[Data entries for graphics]
++++++++++++++++++++
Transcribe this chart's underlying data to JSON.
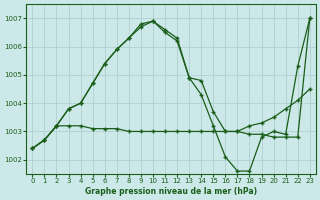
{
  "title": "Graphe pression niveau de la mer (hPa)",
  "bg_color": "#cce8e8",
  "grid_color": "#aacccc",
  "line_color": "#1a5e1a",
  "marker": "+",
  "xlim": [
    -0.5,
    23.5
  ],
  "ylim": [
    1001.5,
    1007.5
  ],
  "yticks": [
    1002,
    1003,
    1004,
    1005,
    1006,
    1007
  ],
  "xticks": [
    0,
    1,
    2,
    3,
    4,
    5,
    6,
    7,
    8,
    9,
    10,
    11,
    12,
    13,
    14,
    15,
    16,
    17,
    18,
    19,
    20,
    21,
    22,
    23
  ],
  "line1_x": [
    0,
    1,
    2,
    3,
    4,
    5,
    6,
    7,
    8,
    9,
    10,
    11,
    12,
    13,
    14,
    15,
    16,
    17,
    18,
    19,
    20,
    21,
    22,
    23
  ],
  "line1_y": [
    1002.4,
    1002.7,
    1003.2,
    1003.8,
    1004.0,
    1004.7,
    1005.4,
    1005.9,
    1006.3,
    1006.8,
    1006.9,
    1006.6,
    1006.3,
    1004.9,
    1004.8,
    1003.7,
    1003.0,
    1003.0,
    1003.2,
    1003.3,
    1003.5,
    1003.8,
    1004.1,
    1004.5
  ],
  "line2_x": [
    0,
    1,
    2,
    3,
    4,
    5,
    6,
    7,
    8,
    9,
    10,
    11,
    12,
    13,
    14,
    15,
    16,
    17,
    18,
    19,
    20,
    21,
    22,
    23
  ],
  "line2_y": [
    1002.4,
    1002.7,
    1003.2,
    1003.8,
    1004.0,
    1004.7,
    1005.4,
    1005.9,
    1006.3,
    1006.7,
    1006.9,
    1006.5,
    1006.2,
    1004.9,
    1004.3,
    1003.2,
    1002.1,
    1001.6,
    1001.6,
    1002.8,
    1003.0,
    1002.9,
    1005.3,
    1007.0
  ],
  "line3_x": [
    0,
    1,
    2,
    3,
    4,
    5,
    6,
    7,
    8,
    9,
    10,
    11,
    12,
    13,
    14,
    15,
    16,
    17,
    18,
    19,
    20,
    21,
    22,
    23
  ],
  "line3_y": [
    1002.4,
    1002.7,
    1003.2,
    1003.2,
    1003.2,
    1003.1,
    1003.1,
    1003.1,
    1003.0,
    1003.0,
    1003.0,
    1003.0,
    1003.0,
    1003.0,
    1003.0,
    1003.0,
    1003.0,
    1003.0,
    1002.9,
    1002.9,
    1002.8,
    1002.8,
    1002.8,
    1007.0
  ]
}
++++++++++++++++++++
> [What is asked]: Write the listing above out again exactly, dropping each image.

> [The result]:
Transcribe this chart's underlying data to JSON.
{
  "title": "Graphe pression niveau de la mer (hPa)",
  "bg_color": "#cce8e8",
  "grid_color": "#aacccc",
  "line_color": "#1a5e1a",
  "marker": "+",
  "xlim": [
    -0.5,
    23.5
  ],
  "ylim": [
    1001.5,
    1007.5
  ],
  "yticks": [
    1002,
    1003,
    1004,
    1005,
    1006,
    1007
  ],
  "xticks": [
    0,
    1,
    2,
    3,
    4,
    5,
    6,
    7,
    8,
    9,
    10,
    11,
    12,
    13,
    14,
    15,
    16,
    17,
    18,
    19,
    20,
    21,
    22,
    23
  ],
  "line1_x": [
    0,
    1,
    2,
    3,
    4,
    5,
    6,
    7,
    8,
    9,
    10,
    11,
    12,
    13,
    14,
    15,
    16,
    17,
    18,
    19,
    20,
    21,
    22,
    23
  ],
  "line1_y": [
    1002.4,
    1002.7,
    1003.2,
    1003.8,
    1004.0,
    1004.7,
    1005.4,
    1005.9,
    1006.3,
    1006.8,
    1006.9,
    1006.6,
    1006.3,
    1004.9,
    1004.8,
    1003.7,
    1003.0,
    1003.0,
    1003.2,
    1003.3,
    1003.5,
    1003.8,
    1004.1,
    1004.5
  ],
  "line2_x": [
    0,
    1,
    2,
    3,
    4,
    5,
    6,
    7,
    8,
    9,
    10,
    11,
    12,
    13,
    14,
    15,
    16,
    17,
    18,
    19,
    20,
    21,
    22,
    23
  ],
  "line2_y": [
    1002.4,
    1002.7,
    1003.2,
    1003.8,
    1004.0,
    1004.7,
    1005.4,
    1005.9,
    1006.3,
    1006.7,
    1006.9,
    1006.5,
    1006.2,
    1004.9,
    1004.3,
    1003.2,
    1002.1,
    1001.6,
    1001.6,
    1002.8,
    1003.0,
    1002.9,
    1005.3,
    1007.0
  ],
  "line3_x": [
    0,
    1,
    2,
    3,
    4,
    5,
    6,
    7,
    8,
    9,
    10,
    11,
    12,
    13,
    14,
    15,
    16,
    17,
    18,
    19,
    20,
    21,
    22,
    23
  ],
  "line3_y": [
    1002.4,
    1002.7,
    1003.2,
    1003.2,
    1003.2,
    1003.1,
    1003.1,
    1003.1,
    1003.0,
    1003.0,
    1003.0,
    1003.0,
    1003.0,
    1003.0,
    1003.0,
    1003.0,
    1003.0,
    1003.0,
    1002.9,
    1002.9,
    1002.8,
    1002.8,
    1002.8,
    1007.0
  ]
}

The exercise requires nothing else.